EXERCISE: Records follow. Pull out every line that contains "antiche".

Entries taken from a collection:
----
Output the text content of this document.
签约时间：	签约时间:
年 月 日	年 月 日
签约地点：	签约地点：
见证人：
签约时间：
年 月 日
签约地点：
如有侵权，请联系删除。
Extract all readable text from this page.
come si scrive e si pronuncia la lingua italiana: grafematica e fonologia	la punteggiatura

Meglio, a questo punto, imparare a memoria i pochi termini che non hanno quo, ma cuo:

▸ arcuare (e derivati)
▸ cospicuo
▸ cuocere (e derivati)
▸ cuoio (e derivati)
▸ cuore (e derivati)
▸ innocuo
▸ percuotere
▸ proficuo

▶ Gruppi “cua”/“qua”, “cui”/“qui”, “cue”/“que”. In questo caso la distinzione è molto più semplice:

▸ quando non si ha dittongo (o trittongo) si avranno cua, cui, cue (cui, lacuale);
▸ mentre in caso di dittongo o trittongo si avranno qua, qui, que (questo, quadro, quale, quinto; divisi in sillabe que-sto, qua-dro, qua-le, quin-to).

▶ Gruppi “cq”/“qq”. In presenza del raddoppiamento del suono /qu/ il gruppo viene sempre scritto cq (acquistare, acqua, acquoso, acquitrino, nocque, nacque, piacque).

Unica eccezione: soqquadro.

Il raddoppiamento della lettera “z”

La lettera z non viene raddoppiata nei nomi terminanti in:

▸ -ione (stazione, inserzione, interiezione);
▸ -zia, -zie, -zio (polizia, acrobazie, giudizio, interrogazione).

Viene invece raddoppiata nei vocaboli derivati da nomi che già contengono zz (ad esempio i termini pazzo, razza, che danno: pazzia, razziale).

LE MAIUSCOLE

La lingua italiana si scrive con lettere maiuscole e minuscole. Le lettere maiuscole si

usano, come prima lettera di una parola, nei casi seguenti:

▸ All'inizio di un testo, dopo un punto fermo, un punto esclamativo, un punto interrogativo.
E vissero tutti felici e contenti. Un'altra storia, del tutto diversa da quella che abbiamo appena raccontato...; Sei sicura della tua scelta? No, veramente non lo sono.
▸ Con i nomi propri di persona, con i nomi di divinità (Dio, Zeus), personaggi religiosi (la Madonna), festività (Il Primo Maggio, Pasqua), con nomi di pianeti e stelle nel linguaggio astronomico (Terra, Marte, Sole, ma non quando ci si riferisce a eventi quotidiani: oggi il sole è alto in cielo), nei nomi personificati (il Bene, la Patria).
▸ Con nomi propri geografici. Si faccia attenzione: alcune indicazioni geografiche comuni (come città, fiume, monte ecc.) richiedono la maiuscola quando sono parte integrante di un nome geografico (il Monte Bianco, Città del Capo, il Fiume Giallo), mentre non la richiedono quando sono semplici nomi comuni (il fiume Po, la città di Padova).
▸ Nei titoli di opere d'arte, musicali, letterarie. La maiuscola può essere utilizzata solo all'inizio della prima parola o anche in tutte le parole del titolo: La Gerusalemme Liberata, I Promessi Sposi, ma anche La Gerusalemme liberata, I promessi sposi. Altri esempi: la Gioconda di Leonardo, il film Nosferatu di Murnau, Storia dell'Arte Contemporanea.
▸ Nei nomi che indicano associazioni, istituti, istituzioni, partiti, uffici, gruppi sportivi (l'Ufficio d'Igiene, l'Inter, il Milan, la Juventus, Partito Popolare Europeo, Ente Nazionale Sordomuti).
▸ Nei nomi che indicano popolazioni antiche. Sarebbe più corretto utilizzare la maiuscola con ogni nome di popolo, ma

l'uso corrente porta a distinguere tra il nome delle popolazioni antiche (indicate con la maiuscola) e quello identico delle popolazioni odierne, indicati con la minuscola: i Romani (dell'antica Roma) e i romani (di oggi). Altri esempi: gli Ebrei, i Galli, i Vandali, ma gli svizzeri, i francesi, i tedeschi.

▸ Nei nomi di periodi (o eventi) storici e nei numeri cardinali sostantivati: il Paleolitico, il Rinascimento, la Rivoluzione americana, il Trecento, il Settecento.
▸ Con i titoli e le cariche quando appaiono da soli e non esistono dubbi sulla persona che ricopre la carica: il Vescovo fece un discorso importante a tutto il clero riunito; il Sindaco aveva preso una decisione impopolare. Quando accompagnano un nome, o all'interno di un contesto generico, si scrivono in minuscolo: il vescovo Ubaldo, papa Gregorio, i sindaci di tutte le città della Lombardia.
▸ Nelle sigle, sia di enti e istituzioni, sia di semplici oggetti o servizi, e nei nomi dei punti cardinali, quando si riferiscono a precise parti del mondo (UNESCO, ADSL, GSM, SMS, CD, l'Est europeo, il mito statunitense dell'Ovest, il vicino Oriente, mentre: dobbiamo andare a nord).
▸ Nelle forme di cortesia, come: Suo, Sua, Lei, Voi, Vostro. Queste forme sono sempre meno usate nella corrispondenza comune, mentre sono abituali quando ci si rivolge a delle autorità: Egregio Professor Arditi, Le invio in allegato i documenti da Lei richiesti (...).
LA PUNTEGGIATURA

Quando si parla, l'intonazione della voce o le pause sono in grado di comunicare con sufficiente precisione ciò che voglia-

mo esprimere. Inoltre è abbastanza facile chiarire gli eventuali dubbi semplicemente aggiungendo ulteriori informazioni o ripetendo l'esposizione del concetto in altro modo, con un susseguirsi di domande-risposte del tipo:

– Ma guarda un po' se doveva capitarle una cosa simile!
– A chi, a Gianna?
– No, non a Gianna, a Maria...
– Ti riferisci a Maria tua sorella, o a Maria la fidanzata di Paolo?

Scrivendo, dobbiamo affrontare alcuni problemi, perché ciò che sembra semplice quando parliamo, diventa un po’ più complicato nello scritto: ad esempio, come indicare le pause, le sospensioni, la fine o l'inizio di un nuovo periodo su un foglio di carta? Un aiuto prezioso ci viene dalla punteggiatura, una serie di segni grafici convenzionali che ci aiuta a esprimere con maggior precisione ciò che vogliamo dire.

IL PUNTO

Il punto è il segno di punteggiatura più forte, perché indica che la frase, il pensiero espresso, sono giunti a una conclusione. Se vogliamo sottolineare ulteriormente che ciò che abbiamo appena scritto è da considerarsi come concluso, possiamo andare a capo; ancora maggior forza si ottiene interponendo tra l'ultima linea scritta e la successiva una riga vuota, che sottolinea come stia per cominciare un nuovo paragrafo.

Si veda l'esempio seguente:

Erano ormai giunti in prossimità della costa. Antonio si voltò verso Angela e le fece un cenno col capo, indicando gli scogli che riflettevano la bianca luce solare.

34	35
----
OUTPUT FOR THIS TASK:
▸ Nei nomi che indicano popolazioni antiche. Sarebbe più corretto utilizzare la maiuscola con ogni nome di popolo, ma
l'uso corrente porta a distinguere tra il nome delle popolazioni antiche (indicate con la maiuscola) e quello identico delle popolazioni odierne, indicati con la minuscola: i Romani (dell'antica Roma) e i romani (di oggi). Altri esempi: gli Ebrei, i Galli, i Vandali, ma gli svizzeri, i francesi, i tedeschi.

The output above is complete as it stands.